>>>>

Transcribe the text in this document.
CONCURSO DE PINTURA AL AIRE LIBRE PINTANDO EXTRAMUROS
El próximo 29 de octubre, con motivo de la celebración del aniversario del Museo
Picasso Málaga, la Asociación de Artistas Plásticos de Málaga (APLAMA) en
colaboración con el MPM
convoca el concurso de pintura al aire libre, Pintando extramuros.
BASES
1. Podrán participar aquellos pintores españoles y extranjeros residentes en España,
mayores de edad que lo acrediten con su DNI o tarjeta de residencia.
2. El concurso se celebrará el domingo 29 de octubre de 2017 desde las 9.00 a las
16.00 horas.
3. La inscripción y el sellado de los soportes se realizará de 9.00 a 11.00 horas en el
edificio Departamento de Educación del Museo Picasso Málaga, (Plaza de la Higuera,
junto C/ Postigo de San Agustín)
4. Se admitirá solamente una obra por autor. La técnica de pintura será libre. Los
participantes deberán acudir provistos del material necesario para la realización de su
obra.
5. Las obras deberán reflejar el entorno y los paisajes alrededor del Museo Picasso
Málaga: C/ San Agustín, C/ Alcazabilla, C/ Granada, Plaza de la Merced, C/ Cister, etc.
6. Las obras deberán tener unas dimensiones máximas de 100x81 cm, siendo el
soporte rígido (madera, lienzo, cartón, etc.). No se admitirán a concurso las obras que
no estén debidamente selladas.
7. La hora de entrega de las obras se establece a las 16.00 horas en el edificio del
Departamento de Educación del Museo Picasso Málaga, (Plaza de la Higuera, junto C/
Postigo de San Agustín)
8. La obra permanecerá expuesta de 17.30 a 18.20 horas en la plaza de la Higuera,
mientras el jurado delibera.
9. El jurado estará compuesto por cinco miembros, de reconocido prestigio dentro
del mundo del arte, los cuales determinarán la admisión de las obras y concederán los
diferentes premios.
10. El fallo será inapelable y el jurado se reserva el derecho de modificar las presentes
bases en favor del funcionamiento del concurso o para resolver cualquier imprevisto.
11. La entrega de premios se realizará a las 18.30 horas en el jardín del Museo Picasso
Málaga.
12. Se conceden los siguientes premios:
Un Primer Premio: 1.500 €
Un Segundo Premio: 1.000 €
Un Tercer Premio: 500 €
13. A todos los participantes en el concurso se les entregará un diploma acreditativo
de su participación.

<<<<

### Directive
In the entries above, find lines with "Higuera" and copy each.

### Written answer
edificio Departamento de Educación del Museo Picasso Málaga, (Plaza de la Higuera,
Departamento de Educación del Museo Picasso Málaga, (Plaza de la Higuera, junto C/
8. La obra permanecerá expuesta de 17.30 a 18.20 horas en la plaza de la Higuera,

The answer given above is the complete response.